THE TASK: Of the lines in the listing below, how many hold "this"? Answer with the number only.

RECORDS SHOWN:
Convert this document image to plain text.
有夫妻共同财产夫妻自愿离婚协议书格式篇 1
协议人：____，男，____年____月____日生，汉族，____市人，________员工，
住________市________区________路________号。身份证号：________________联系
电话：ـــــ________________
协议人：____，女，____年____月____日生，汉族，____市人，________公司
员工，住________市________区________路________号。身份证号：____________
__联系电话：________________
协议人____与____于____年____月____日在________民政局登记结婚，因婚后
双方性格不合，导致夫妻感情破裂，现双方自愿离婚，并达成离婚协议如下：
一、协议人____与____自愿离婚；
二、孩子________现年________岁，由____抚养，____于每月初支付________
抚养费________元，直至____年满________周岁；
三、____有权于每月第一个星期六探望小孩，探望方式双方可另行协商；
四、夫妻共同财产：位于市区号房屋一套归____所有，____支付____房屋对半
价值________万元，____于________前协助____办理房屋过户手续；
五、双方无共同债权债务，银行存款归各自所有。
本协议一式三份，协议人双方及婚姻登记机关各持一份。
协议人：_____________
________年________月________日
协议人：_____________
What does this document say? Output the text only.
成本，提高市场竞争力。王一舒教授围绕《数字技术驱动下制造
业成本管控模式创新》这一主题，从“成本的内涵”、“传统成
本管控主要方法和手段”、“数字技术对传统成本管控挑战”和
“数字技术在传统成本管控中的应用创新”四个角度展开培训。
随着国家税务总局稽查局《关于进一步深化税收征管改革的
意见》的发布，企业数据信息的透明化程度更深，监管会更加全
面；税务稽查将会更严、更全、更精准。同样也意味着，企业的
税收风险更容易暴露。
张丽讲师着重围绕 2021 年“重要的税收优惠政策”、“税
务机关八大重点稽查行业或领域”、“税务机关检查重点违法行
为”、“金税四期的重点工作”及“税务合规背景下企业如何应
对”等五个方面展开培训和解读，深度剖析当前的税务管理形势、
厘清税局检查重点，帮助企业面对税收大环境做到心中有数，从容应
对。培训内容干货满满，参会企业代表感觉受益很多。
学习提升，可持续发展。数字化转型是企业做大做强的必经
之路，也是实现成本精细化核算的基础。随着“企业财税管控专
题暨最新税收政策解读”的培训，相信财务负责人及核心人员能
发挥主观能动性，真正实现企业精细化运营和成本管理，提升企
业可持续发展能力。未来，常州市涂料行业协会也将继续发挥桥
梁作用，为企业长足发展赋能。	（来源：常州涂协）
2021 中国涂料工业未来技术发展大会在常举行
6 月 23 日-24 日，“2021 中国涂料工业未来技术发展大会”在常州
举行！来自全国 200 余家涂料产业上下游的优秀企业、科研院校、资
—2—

EXERCISE OUTPUT: 2